──────── Verilen metin ────────

Bu âyetin yorumu sırasında Hz. Mûsâ’nın Allah’ı görme arzusu ile Hz. Muhammed’in burada yaşadığı olay arasında bir mukayese yapılır ve Hz. Mûsâ örneğinde dağ dayanamayıp parçalandığı ve kendisi de bayılıp yere düştüğü halde bu olayda sidre ve Resûl-i Ekrem açısından böyle bir durumla karşılaşılmadığı hatırlatılır. 18. âyetteki “Hiç kuşkusuz o, ...görmüştü” anlamındaki cümlede öznenin Hz. Peygamber olduğu açıktır; fakat onun neyi gördüğünü şu mânalardan biriyle açıklamak mümkündür: a) Rabbinin âyetlerinden en büyüğünü, b) Rabbinin en büyük âyetlerinden bir kısmını, c) Rabbinin en büyük âyetlerini gördü. Bunlardan ilk mânayı tercih eden müfessirlerden bazıları bunu Cebrâil’i görmesi şeklinde açıklamışlar, bazıları da Hz. Peygamber’in rabbini görmüş olması ihtimali üzerinde durarak bu konuyu geniş biçimde tartışmışlardır. İbn Abbas’tan meşhur olarak nakledilen rivayette Peygamber’in rabbini gözüyle gördüğü belirtilirken, kendisine bu konuda soru sorulan Hz. Âişe bu ihtimali reddetmiştir. İbn Mes‘ûd ve Ebû Hüreyre’den meşhur olarak nakledilen rivayet de bu yöndedir. İslâm âlimleri bu rivayetleri Allah’ın zâtı, sıfatları ve görülmesine ilişkin âyet ve hadislerle birlikte değerlendirerek iki eğilimi de savunan açıklamalar yapmışlardır. Bazı âlimler Hz. Peygamber’in Allah’ı gözüyle değil kalbiyle gördüğü, Allah’ın zâtının değil sıfatının tecelli ettiği gibi telifçi yorumlar ortaya koymuşlardır. Bu noktada unutulmaması gereken bir husus da, anlatılan oluş ve tecellilerin farklı bir âlemde, farklı varlık boyutunda, farklı şartlar içinde gerçekleşmiş olmasıdır; dolayısıyla bu bir iman konusudur.

────────

Aşağıdaki üç ifadenin yukarıdaki metinle uyuşup uyuşmadığını belirtin; her birine evet ya da hayır deyip kararı belirleyen sözleri metinden değiştirmeden alıntılayın.
1. Hz. Mûsâ örneğinde dağın parçalandığı hatırlatılır.
2. Hz. Âişe, Peygamber’in rabbini gözüyle gördüğünü kabul etmiştir.
3. 18. âyetteki cümlenin öznesi Cebrâil’dir.

──────── Veri kesiti ────────

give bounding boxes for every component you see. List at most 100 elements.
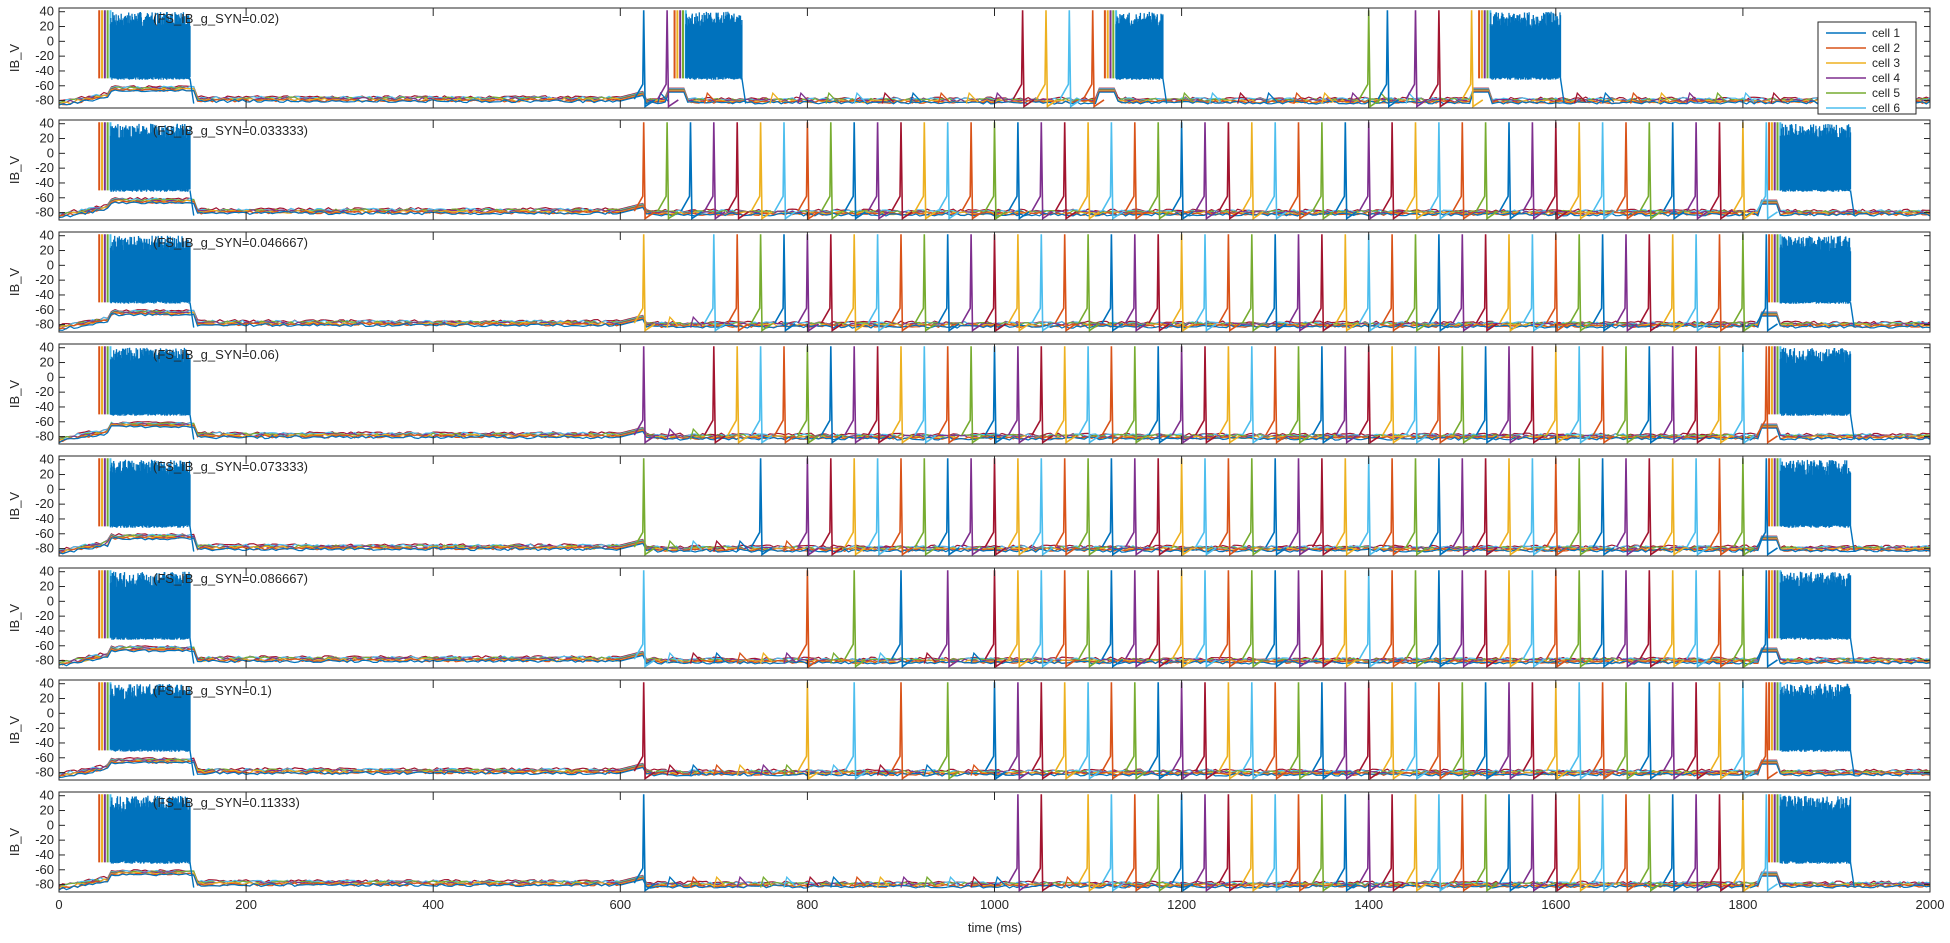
- spike: [1405, 346, 1428, 444]
- x-tick-label: 200: [235, 897, 257, 912]
- burst-offset: [741, 78, 747, 104]
- plot-area: [59, 570, 1930, 668]
- ahp-bump: [713, 875, 726, 888]
- spike: [1265, 346, 1287, 444]
- spike: [1545, 458, 1568, 556]
- burst: [98, 682, 195, 776]
- y-tick-label: -40: [35, 287, 54, 302]
- spike: [1007, 234, 1030, 332]
- spike: [890, 458, 913, 556]
- spike: [890, 346, 913, 444]
- y-tick-label: 20: [40, 243, 54, 258]
- burst-spikes: [1779, 571, 1852, 640]
- spike: [1007, 122, 1030, 220]
- y-axis-label: IB_V: [7, 44, 22, 73]
- y-axis-label: IB_V: [7, 828, 22, 857]
- spike: [1054, 346, 1077, 444]
- spike: [774, 346, 796, 444]
- spike: [984, 570, 1007, 668]
- spike: [1035, 10, 1058, 108]
- spike: [1194, 234, 1217, 332]
- spike: [1428, 794, 1451, 892]
- spike: [1007, 458, 1030, 556]
- y-tick-label: 40: [40, 676, 54, 691]
- ahp-bump: [666, 763, 679, 776]
- spike: [1148, 682, 1170, 780]
- ahp-bump: [825, 91, 838, 104]
- spike: [1382, 122, 1404, 220]
- burst-spikes: [109, 571, 191, 640]
- spike: [1545, 122, 1568, 220]
- y-tick-label: 40: [40, 116, 54, 131]
- spike: [937, 570, 960, 668]
- ahp-bump: [993, 91, 1007, 104]
- spike: [1358, 682, 1381, 780]
- ahp-bump: [1573, 91, 1587, 104]
- ahp-bump: [1064, 875, 1077, 888]
- spike: [797, 570, 820, 668]
- spike: [1288, 234, 1311, 332]
- trace-cell-6: [59, 758, 1930, 776]
- spike: [1335, 234, 1357, 332]
- spike: [820, 234, 843, 332]
- burst-offset: [1162, 78, 1168, 104]
- ahp-bump: [689, 763, 703, 776]
- spike: [1686, 570, 1708, 668]
- spike: [1171, 346, 1194, 444]
- spike: [1569, 122, 1591, 220]
- spike: [703, 122, 726, 220]
- spike: [1639, 122, 1662, 220]
- spike: [1639, 794, 1662, 892]
- spike: [774, 234, 796, 332]
- spike: [937, 458, 960, 556]
- spike: [1007, 794, 1030, 892]
- spike: [937, 234, 960, 332]
- burst-offset: [1849, 526, 1855, 552]
- spike: [1241, 234, 1264, 332]
- ahp-bump: [783, 875, 796, 888]
- spike: [727, 122, 749, 220]
- spike: [1101, 794, 1124, 892]
- spike: [1405, 570, 1428, 668]
- burst: [1768, 794, 1855, 888]
- y-tick-label: 20: [40, 691, 54, 706]
- burst-offset: [1849, 190, 1855, 216]
- spike: [961, 122, 983, 220]
- spike: [1377, 10, 1400, 108]
- spike: [1241, 458, 1264, 556]
- spike: [1358, 122, 1381, 220]
- spike: [984, 346, 1007, 444]
- spike: [750, 122, 773, 220]
- spike: [1218, 458, 1241, 556]
- spike: [797, 234, 820, 332]
- panels: -80-60-40-2002040IB_V(FS_IB_g_SYN=0.02)c…: [7, 4, 1944, 912]
- spike: [1639, 682, 1662, 780]
- ahp-bump: [689, 875, 703, 888]
- spike: [1148, 346, 1170, 444]
- burst-spikes: [1779, 459, 1852, 528]
- spike: [1756, 234, 1778, 332]
- y-tick-label: -40: [35, 511, 54, 526]
- spike: [1756, 346, 1778, 444]
- plot-area: [59, 10, 1930, 108]
- burst-offset: [189, 526, 195, 552]
- burst-offset: [189, 302, 195, 328]
- burst: [98, 10, 195, 104]
- y-tick-label: 20: [40, 355, 54, 370]
- y-axis-label: IB_V: [7, 268, 22, 297]
- ahp-bump: [1601, 91, 1615, 104]
- spike: [1522, 234, 1545, 332]
- spike: [1452, 570, 1474, 668]
- spike: [1311, 458, 1334, 556]
- x-tick-label: 2000: [1916, 897, 1945, 912]
- spike: [1615, 682, 1638, 780]
- ahp-bump: [1714, 91, 1727, 104]
- spike: [1592, 122, 1615, 220]
- spike: [844, 570, 866, 668]
- legend-label: cell 1: [1872, 26, 1900, 40]
- spike: [890, 122, 913, 220]
- ahp-bump: [736, 763, 749, 776]
- spike: [914, 458, 937, 556]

────────

- [Göreve yanıt]
1. Evet: “Hz. Mûsâ örneğinde dağ dayanamayıp parçalandığı”
2. Hayır: “kendisine bu konuda soru sorulan Hz. Âişe bu ihtimali reddetmiştir”
3. Hayır: “öznenin Hz. Peygamber olduğu açıktır”